### WHAT YOU NEED TO DO
Write the listing out again, all of it, word for word.
— start —
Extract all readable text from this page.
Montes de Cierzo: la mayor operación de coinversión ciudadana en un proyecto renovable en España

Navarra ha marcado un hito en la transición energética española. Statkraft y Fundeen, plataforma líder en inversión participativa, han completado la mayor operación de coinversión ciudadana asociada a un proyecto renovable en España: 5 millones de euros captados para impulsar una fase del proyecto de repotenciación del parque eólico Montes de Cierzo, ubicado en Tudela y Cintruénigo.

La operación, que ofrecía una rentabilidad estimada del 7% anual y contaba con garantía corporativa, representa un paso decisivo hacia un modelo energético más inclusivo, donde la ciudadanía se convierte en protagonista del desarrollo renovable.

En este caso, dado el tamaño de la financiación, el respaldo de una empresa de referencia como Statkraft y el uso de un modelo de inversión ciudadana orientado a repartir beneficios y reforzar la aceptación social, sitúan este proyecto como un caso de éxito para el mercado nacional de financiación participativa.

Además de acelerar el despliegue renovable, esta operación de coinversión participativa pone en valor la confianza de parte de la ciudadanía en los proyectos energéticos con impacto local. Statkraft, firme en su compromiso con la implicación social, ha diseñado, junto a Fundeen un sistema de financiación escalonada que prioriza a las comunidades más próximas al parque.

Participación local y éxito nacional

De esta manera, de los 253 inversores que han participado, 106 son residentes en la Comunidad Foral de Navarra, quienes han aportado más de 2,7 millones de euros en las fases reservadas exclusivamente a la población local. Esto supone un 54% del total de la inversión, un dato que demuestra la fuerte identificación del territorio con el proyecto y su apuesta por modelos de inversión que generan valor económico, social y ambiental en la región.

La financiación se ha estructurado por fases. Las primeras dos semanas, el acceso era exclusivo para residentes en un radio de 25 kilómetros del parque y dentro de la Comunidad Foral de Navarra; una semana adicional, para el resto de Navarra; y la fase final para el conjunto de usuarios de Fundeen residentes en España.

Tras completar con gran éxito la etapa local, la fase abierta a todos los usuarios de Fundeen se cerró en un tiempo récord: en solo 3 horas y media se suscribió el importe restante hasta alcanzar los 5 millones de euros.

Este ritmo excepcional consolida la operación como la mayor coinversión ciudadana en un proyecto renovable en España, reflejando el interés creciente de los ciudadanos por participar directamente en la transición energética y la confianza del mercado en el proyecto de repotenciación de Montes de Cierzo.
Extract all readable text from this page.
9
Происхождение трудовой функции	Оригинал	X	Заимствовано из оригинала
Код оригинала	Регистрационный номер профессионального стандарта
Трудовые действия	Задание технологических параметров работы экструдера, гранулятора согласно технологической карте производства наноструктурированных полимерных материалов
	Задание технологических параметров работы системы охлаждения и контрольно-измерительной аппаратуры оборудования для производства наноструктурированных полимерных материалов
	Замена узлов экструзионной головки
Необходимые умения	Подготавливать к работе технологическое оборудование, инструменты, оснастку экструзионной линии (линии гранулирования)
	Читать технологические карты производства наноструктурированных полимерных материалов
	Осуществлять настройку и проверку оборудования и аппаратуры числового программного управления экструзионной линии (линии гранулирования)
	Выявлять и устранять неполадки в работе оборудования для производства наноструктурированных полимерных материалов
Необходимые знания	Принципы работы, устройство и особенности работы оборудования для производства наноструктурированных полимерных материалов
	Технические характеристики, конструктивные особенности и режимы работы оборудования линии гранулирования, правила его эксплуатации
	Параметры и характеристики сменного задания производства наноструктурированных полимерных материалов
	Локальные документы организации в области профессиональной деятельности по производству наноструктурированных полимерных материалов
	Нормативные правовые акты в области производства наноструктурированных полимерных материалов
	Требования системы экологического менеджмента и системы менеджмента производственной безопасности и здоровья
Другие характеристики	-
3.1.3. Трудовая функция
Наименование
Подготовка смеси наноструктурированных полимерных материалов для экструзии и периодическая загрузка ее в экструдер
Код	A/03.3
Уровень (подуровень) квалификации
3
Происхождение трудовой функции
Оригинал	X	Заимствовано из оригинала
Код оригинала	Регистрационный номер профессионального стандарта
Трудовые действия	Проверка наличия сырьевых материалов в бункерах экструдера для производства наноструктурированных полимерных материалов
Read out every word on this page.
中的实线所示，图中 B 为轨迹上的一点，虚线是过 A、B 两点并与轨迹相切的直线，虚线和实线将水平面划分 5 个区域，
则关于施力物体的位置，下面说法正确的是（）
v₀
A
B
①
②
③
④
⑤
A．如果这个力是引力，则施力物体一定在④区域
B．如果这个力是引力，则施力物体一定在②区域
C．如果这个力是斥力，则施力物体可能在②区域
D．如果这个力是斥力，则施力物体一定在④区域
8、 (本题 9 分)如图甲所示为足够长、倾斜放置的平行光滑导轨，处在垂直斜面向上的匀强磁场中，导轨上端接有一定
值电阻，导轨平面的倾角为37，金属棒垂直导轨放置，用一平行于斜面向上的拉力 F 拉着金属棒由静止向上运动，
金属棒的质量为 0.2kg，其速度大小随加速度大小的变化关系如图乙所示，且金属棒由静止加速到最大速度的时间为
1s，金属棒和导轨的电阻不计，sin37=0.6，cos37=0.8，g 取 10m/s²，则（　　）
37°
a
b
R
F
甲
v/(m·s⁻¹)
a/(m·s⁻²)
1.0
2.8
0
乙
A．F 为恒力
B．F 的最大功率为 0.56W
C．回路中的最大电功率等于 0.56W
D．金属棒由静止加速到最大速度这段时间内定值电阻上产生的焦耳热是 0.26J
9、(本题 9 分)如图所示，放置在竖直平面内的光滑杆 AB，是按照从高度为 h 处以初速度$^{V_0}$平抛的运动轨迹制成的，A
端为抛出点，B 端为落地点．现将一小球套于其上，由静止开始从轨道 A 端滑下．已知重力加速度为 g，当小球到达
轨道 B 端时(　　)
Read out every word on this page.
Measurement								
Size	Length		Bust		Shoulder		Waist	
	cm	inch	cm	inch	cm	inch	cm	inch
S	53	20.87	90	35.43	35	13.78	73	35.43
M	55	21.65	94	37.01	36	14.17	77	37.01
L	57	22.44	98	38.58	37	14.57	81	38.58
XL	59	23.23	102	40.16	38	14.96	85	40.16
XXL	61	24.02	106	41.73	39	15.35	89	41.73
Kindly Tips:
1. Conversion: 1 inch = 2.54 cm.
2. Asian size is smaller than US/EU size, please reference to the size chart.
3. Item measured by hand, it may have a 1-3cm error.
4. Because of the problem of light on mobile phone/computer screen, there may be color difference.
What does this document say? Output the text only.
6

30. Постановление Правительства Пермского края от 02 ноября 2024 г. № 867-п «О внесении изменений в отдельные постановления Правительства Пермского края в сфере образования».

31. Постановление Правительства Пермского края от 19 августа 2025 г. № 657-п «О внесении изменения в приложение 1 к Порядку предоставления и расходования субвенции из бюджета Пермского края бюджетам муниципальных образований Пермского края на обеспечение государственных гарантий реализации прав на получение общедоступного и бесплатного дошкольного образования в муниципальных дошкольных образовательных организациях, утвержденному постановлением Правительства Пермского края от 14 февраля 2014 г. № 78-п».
— end —
### WRITTEN SOLUTION
Extract all readable text from this page.
Montes de Cierzo: la mayor operación de coinversión ciudadana en un proyecto renovable en España

Navarra ha marcado un hito en la transición energética española. Statkraft y Fundeen, plataforma líder en inversión participativa, han completado la mayor operación de coinversión ciudadana asociada a un proyecto renovable en España: 5 millones de euros captados para impulsar una fase del proyecto de repotenciación del parque eólico Montes de Cierzo, ubicado en Tudela y Cintruénigo.

La operación, que ofrecía una rentabilidad estimada del 7% anual y contaba con garantía corporativa, representa un paso decisivo hacia un modelo energético más inclusivo, donde la ciudadanía se convierte en protagonista del desarrollo renovable.

En este caso, dado el tamaño de la financiación, el respaldo de una empresa de referencia como Statkraft y el uso de un modelo de inversión ciudadana orientado a repartir beneficios y reforzar la aceptación social, sitúan este proyecto como un caso de éxito para el mercado nacional de financiación participativa.

Además de acelerar el despliegue renovable, esta operación de coinversión participativa pone en valor la confianza de parte de la ciudadanía en los proyectos energéticos con impacto local. Statkraft, firme en su compromiso con la implicación social, ha diseñado, junto a Fundeen un sistema de financiación escalonada que prioriza a las comunidades más próximas al parque.

Participación local y éxito nacional

De esta manera, de los 253 inversores que han participado, 106 son residentes en la Comunidad Foral de Navarra, quienes han aportado más de 2,7 millones de euros en las fases reservadas exclusivamente a la población local. Esto supone un 54% del total de la inversión, un dato que demuestra la fuerte identificación del territorio con el proyecto y su apuesta por modelos de inversión que generan valor económico, social y ambiental en la región.

La financiación se ha estructurado por fases. Las primeras dos semanas, el acceso era exclusivo para residentes en un radio de 25 kilómetros del parque y dentro de la Comunidad Foral de Navarra; una semana adicional, para el resto de Navarra; y la fase final para el conjunto de usuarios de Fundeen residentes en España.

Tras completar con gran éxito la etapa local, la fase abierta a todos los usuarios de Fundeen se cerró en un tiempo récord: en solo 3 horas y media se suscribió el importe restante hasta alcanzar los 5 millones de euros.

Este ritmo excepcional consolida la operación como la mayor coinversión ciudadana en un proyecto renovable en España, reflejando el interés creciente de los ciudadanos por participar directamente en la transición energética y la confianza del mercado en el proyecto de repotenciación de Montes de Cierzo.
Extract all readable text from this page.
9
Происхождение трудовой функции	Оригинал	X	Заимствовано из оригинала
Код оригинала	Регистрационный номер профессионального стандарта
Трудовые действия	Задание технологических параметров работы экструдера, гранулятора согласно технологической карте производства наноструктурированных полимерных материалов
	Задание технологических параметров работы системы охлаждения и контрольно-измерительной аппаратуры оборудования для производства наноструктурированных полимерных материалов
	Замена узлов экструзионной головки
Необходимые умения	Подготавливать к работе технологическое оборудование, инструменты, оснастку экструзионной линии (линии гранулирования)
	Читать технологические карты производства наноструктурированных полимерных материалов
	Осуществлять настройку и проверку оборудования и аппаратуры числового программного управления экструзионной линии (линии гранулирования)
	Выявлять и устранять неполадки в работе оборудования для производства наноструктурированных полимерных материалов
Необходимые знания	Принципы работы, устройство и особенности работы оборудования для производства наноструктурированных полимерных материалов
	Технические характеристики, конструктивные особенности и режимы работы оборудования линии гранулирования, правила его эксплуатации
	Параметры и характеристики сменного задания производства наноструктурированных полимерных материалов
	Локальные документы организации в области профессиональной деятельности по производству наноструктурированных полимерных материалов
	Нормативные правовые акты в области производства наноструктурированных полимерных материалов
	Требования системы экологического менеджмента и системы менеджмента производственной безопасности и здоровья
Другие характеристики	-
3.1.3. Трудовая функция
Наименование
Подготовка смеси наноструктурированных полимерных материалов для экструзии и периодическая загрузка ее в экструдер
Код	A/03.3
Уровень (подуровень) квалификации
3
Происхождение трудовой функции
Оригинал	X	Заимствовано из оригинала
Код оригинала	Регистрационный номер профессионального стандарта
Трудовые действия	Проверка наличия сырьевых материалов в бункерах экструдера для производства наноструктурированных полимерных материалов
Read out every word on this page.
中的实线所示，图中 B 为轨迹上的一点，虚线是过 A、B 两点并与轨迹相切的直线，虚线和实线将水平面划分 5 个区域，
则关于施力物体的位置，下面说法正确的是（）
v₀
A
B
①
②
③
④
⑤
A．如果这个力是引力，则施力物体一定在④区域
B．如果这个力是引力，则施力物体一定在②区域
C．如果这个力是斥力，则施力物体可能在②区域
D．如果这个力是斥力，则施力物体一定在④区域
8、 (本题 9 分)如图甲所示为足够长、倾斜放置的平行光滑导轨，处在垂直斜面向上的匀强磁场中，导轨上端接有一定
值电阻，导轨平面的倾角为37，金属棒垂直导轨放置，用一平行于斜面向上的拉力 F 拉着金属棒由静止向上运动，
金属棒的质量为 0.2kg，其速度大小随加速度大小的变化关系如图乙所示，且金属棒由静止加速到最大速度的时间为
1s，金属棒和导轨的电阻不计，sin37=0.6，cos37=0.8，g 取 10m/s²，则（　　）
37°
a
b
R
F
甲
v/(m·s⁻¹)
a/(m·s⁻²)
1.0
2.8
0
乙
A．F 为恒力
B．F 的最大功率为 0.56W
C．回路中的最大电功率等于 0.56W
D．金属棒由静止加速到最大速度这段时间内定值电阻上产生的焦耳热是 0.26J
9、(本题 9 分)如图所示，放置在竖直平面内的光滑杆 AB，是按照从高度为 h 处以初速度$^{V_0}$平抛的运动轨迹制成的，A
端为抛出点，B 端为落地点．现将一小球套于其上，由静止开始从轨道 A 端滑下．已知重力加速度为 g，当小球到达
轨道 B 端时(　　)
Read out every word on this page.
Measurement								
Size	Length		Bust		Shoulder		Waist	
	cm	inch	cm	inch	cm	inch	cm	inch
S	53	20.87	90	35.43	35	13.78	73	35.43
M	55	21.65	94	37.01	36	14.17	77	37.01
L	57	22.44	98	38.58	37	14.57	81	38.58
XL	59	23.23	102	40.16	38	14.96	85	40.16
XXL	61	24.02	106	41.73	39	15.35	89	41.73
Kindly Tips:
1. Conversion: 1 inch = 2.54 cm.
2. Asian size is smaller than US/EU size, please reference to the size chart.
3. Item measured by hand, it may have a 1-3cm error.
4. Because of the problem of light on mobile phone/computer screen, there may be color difference.
What does this document say? Output the text only.
6

30. Постановление Правительства Пермского края от 02 ноября 2024 г. № 867-п «О внесении изменений в отдельные постановления Правительства Пермского края в сфере образования».

31. Постановление Правительства Пермского края от 19 августа 2025 г. № 657-п «О внесении изменения в приложение 1 к Порядку предоставления и расходования субвенции из бюджета Пермского края бюджетам муниципальных образований Пермского края на обеспечение государственных гарантий реализации прав на получение общедоступного и бесплатного дошкольного образования в муниципальных дошкольных образовательных организациях, утвержденному постановлением Правительства Пермского края от 14 февраля 2014 г. № 78-п».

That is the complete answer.